What is asked: Repeat, exactly and completely, the entries shown underneath.

Records for processing:
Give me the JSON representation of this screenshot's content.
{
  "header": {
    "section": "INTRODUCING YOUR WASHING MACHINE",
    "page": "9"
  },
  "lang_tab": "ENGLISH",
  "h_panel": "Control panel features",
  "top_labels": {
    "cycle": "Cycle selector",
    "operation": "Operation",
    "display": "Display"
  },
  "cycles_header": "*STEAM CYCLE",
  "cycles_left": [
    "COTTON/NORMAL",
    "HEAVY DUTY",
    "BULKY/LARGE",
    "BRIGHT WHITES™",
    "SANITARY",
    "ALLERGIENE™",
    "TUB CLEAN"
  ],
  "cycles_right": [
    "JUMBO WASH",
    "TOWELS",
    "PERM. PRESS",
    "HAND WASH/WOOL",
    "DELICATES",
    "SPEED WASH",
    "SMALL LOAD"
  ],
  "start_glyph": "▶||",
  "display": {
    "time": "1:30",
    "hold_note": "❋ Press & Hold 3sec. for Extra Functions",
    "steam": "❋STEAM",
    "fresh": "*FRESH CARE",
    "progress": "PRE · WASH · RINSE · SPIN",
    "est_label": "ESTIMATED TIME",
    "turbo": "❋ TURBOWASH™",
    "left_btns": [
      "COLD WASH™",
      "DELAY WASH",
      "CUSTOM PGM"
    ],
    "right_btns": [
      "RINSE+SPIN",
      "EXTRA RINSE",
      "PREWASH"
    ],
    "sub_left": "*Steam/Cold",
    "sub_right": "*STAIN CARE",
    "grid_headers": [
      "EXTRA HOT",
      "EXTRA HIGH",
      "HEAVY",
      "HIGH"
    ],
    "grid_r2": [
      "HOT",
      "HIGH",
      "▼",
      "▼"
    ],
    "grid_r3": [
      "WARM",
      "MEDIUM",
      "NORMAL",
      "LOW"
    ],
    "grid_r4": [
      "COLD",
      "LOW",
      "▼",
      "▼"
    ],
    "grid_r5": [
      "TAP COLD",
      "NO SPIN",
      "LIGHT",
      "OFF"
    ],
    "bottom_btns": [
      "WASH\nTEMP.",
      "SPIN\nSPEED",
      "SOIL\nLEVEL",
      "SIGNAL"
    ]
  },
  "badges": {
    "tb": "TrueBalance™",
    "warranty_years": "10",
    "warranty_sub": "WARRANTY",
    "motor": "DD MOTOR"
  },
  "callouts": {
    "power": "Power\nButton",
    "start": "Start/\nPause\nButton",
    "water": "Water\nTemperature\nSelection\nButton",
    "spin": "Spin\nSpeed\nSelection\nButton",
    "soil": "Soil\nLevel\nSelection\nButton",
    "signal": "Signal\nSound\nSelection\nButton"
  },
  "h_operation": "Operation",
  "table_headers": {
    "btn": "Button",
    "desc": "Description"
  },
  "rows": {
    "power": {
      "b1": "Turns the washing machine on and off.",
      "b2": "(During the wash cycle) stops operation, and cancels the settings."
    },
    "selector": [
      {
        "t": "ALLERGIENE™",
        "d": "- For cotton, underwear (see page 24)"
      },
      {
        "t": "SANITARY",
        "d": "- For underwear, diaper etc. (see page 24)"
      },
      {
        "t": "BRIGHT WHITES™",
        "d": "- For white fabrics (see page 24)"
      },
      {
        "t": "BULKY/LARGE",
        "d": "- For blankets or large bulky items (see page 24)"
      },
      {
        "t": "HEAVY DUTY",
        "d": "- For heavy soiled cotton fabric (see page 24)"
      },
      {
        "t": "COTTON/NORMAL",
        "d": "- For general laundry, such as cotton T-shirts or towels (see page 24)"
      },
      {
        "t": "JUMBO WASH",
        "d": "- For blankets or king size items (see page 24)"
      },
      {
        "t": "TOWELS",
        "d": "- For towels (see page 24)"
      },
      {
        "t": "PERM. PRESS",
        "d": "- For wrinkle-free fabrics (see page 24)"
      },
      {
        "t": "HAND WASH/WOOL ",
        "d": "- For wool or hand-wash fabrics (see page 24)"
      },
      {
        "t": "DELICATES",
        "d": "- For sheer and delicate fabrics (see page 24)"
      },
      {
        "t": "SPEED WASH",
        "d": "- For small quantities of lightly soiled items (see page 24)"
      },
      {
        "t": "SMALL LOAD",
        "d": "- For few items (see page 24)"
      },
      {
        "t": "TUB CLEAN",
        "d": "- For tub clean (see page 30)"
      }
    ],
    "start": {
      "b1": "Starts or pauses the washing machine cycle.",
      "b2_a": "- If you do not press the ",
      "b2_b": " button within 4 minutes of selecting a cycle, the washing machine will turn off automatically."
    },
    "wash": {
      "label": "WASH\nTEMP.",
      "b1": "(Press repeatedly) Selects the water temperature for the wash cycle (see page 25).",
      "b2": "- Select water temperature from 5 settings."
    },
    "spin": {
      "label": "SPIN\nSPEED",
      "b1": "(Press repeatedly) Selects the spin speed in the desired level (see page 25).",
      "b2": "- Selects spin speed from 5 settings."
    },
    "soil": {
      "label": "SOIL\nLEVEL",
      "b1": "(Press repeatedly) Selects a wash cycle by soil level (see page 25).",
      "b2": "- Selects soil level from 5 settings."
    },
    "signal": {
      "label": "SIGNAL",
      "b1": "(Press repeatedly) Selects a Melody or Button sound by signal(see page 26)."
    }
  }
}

Output for this task:
Give me the JSON representation of this screenshot's content.
{
  "header": {
    "section": "INTRODUCING YOUR WASHING MACHINE",
    "page": "9"
  },
  "lang_tab": "ENGLISH",
  "h_panel": "Control panel features",
  "top_labels": {
    "cycle": "Cycle selector",
    "operation": "Operation",
    "display": "Display"
  },
  "cycles_header": "*STEAM CYCLE",
  "cycles_left": [
    "COTTON/NORMAL",
    "HEAVY DUTY",
    "BULKY/LARGE",
    "BRIGHT WHITES™",
    "SANITARY",
    "ALLERGIENE™",
    "TUB CLEAN"
  ],
  "cycles_right": [
    "JUMBO WASH",
    "TOWELS",
    "PERM. PRESS",
    "HAND WASH/WOOL",
    "DELICATES",
    "SPEED WASH",
    "SMALL LOAD"
  ],
  "start_glyph": "▶||",
  "display": {
    "time": "1:30",
    "hold_note": "❋ Press & Hold 3sec. for Extra Functions",
    "steam": "❋STEAM",
    "fresh": "*FRESH CARE",
    "progress": "PRE · WASH · RINSE · SPIN",
    "est_label": "ESTIMATED TIME",
    "turbo": "❋ TURBOWASH™",
    "left_btns": [
      "COLD WASH™",
      "DELAY WASH",
      "CUSTOM PGM"
    ],
    "right_btns": [
      "RINSE+SPIN",
      "EXTRA RINSE",
      "PREWASH"
    ],
    "sub_left": "*Steam/Cold",
    "sub_right": "*STAIN CARE",
    "grid_headers": [
      "EXTRA HOT",
      "EXTRA HIGH",
      "HEAVY",
      "HIGH"
    ],
    "grid_r2": [
      "HOT",
      "HIGH",
      "▼",
      "▼"
    ],
    "grid_r3": [
      "WARM",
      "MEDIUM",
      "NORMAL",
      "LOW"
    ],
    "grid_r4": [
      "COLD",
      "LOW",
      "▼",
      "▼"
    ],
    "grid_r5": [
      "TAP COLD",
      "NO SPIN",
      "LIGHT",
      "OFF"
    ],
    "bottom_btns": [
      "WASH\nTEMP.",
      "SPIN\nSPEED",
      "SOIL\nLEVEL",
      "SIGNAL"
    ]
  },
  "badges": {
    "tb": "TrueBalance™",
    "warranty_years": "10",
    "warranty_sub": "WARRANTY",
    "motor": "DD MOTOR"
  },
  "callouts": {
    "power": "Power\nButton",
    "start": "Start/\nPause\nButton",
    "water": "Water\nTemperature\nSelection\nButton",
    "spin": "Spin\nSpeed\nSelection\nButton",
    "soil": "Soil\nLevel\nSelection\nButton",
    "signal": "Signal\nSound\nSelection\nButton"
  },
  "h_operation": "Operation",
  "table_headers": {
    "btn": "Button",
    "desc": "Description"
  },
  "rows": {
    "power": {
      "b1": "Turns the washing machine on and off.",
      "b2": "(During the wash cycle) stops operation, and cancels the settings."
    },
    "selector": [
      {
        "t": "ALLERGIENE™",
        "d": "- For cotton, underwear (see page 24)"
      },
      {
        "t": "SANITARY",
        "d": "- For underwear, diaper etc. (see page 24)"
      },
      {
        "t": "BRIGHT WHITES™",
        "d": "- For white fabrics (see page 24)"
      },
      {
        "t": "BULKY/LARGE",
        "d": "- For blankets or large bulky items (see page 24)"
      },
      {
        "t": "HEAVY DUTY",
        "d": "- For heavy soiled cotton fabric (see page 24)"
      },
      {
        "t": "COTTON/NORMAL",
        "d": "- For general laundry, such as cotton T-shirts or towels (see page 24)"
      },
      {
        "t": "JUMBO WASH",
        "d": "- For blankets or king size items (see page 24)"
      },
      {
        "t": "TOWELS",
        "d": "- For towels (see page 24)"
      },
      {
        "t": "PERM. PRESS",
        "d": "- For wrinkle-free fabrics (see page 24)"
      },
      {
        "t": "HAND WASH/WOOL ",
        "d": "- For wool or hand-wash fabrics (see page 24)"
      },
      {
        "t": "DELICATES",
        "d": "- For sheer and delicate fabrics (see page 24)"
      },
      {
        "t": "SPEED WASH",
        "d": "- For small quantities of lightly soiled items (see page 24)"
      },
      {
        "t": "SMALL LOAD",
        "d": "- For few items (see page 24)"
      },
      {
        "t": "TUB CLEAN",
        "d": "- For tub clean (see page 30)"
      }
    ],
    "start": {
      "b1": "Starts or pauses the washing machine cycle.",
      "b2_a": "- If you do not press the ",
      "b2_b": " button within 4 minutes of selecting a cycle, the washing machine will turn off automatically."
    },
    "wash": {
      "label": "WASH\nTEMP.",
      "b1": "(Press repeatedly) Selects the water temperature for the wash cycle (see page 25).",
      "b2": "- Select water temperature from 5 settings."
    },
    "spin": {
      "label": "SPIN\nSPEED",
      "b1": "(Press repeatedly) Selects the spin speed in the desired level (see page 25).",
      "b2": "- Selects spin speed from 5 settings."
    },
    "soil": {
      "label": "SOIL\nLEVEL",
      "b1": "(Press repeatedly) Selects a wash cycle by soil level (see page 25).",
      "b2": "- Selects soil level from 5 settings."
    },
    "signal": {
      "label": "SIGNAL",
      "b1": "(Press repeatedly) Selects a Melody or Button sound by signal(see page 26)."
    }
  }
}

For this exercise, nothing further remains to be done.